* WORK TO COMPLETE *
Using the listing below, copy every line that mentions "Application".

------------

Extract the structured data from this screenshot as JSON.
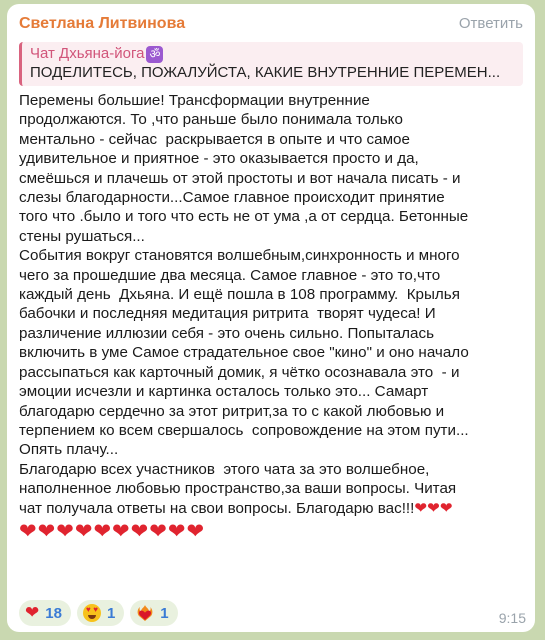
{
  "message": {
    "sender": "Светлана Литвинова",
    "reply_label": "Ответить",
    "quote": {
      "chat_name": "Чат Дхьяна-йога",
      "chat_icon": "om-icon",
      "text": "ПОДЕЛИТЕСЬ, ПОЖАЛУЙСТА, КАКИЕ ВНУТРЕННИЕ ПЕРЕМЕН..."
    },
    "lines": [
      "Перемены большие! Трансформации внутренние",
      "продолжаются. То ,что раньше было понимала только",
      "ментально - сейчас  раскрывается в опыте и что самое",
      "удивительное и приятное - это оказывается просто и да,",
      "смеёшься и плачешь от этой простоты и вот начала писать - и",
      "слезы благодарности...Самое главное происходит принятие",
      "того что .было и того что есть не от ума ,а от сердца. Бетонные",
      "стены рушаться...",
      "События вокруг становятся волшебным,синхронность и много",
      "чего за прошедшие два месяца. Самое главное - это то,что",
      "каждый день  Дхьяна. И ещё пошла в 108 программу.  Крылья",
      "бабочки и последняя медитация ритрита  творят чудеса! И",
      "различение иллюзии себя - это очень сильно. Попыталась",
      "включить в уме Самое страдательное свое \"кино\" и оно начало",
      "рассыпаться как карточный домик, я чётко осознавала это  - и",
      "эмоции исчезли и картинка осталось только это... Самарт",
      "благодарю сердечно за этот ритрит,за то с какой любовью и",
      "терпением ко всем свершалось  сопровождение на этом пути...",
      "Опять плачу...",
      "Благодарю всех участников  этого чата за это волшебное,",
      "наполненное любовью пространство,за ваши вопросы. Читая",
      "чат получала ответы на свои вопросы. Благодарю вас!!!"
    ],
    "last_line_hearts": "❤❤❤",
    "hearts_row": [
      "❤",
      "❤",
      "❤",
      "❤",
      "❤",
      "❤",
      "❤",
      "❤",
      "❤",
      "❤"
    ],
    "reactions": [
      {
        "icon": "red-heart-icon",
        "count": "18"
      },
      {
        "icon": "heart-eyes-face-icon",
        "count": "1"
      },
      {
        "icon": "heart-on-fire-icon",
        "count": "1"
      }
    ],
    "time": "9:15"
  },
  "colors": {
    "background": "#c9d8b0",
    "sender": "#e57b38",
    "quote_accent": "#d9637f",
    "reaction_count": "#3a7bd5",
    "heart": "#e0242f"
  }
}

------------

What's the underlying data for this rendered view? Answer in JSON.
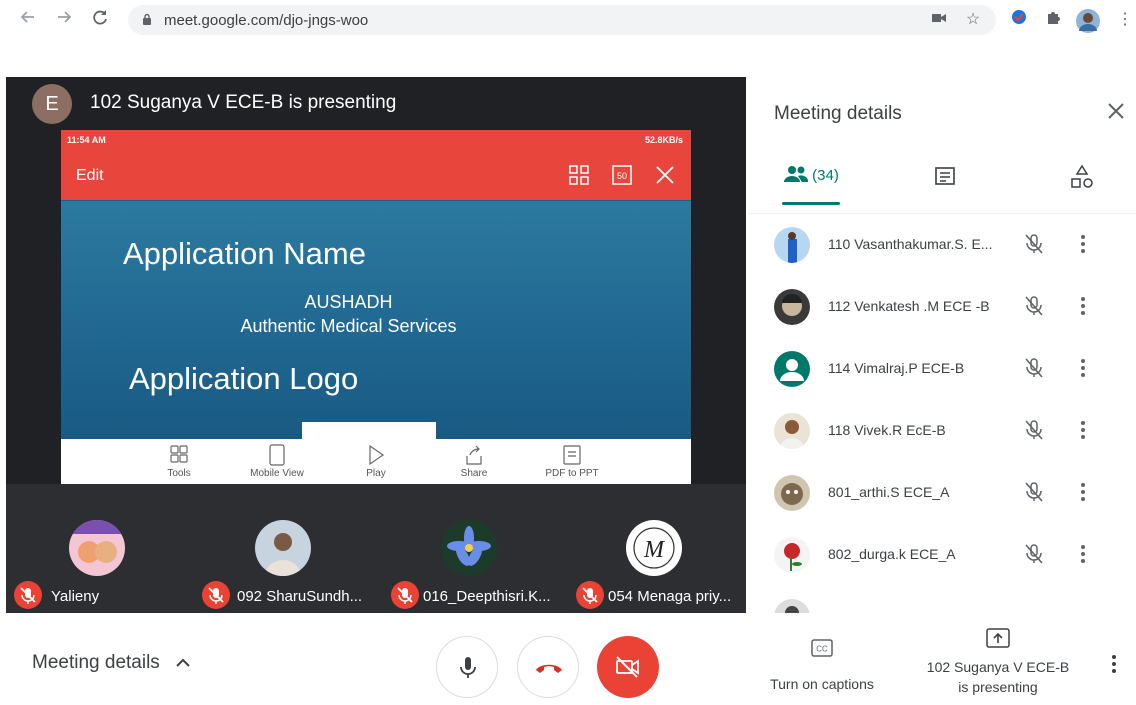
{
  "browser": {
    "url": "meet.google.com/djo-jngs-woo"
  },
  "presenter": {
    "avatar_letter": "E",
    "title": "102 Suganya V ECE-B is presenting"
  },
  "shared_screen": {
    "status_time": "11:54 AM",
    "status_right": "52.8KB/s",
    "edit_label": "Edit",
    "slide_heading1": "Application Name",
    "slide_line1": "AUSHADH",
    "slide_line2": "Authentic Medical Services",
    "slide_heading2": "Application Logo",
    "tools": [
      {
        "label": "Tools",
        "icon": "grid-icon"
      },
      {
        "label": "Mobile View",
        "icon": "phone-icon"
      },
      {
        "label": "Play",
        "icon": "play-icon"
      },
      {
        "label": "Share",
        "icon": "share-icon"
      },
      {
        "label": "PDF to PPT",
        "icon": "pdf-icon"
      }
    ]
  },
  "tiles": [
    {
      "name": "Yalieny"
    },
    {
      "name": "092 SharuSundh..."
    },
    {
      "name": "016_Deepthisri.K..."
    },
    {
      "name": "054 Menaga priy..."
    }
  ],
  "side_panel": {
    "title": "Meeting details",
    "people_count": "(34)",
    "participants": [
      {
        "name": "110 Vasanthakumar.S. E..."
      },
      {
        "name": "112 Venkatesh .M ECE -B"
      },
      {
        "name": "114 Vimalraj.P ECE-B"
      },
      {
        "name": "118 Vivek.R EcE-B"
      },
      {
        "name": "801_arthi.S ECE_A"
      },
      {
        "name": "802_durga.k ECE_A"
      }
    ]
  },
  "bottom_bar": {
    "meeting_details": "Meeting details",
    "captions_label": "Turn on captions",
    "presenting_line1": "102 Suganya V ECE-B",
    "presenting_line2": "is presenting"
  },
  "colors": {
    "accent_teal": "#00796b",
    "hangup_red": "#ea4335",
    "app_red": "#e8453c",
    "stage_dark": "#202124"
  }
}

------------

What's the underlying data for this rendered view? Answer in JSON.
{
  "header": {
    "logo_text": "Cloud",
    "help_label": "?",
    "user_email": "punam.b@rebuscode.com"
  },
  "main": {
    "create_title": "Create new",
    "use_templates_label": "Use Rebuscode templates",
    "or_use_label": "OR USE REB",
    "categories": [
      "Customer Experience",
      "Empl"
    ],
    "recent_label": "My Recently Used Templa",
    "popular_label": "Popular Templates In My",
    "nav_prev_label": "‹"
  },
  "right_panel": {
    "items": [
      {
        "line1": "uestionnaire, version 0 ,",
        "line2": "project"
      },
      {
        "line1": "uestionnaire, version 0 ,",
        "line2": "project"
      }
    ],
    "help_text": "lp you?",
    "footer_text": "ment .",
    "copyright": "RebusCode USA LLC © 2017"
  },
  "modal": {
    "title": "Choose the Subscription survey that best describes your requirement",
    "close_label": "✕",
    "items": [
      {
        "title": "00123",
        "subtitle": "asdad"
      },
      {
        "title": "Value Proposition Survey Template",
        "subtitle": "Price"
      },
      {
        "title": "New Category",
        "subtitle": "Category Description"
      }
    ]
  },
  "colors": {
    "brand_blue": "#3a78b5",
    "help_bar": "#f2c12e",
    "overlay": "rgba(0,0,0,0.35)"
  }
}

------------

* RESPONSE TO THIS EXERCISE *
    "slide_heading1": "Application Name",
    "slide_heading2": "Application Logo",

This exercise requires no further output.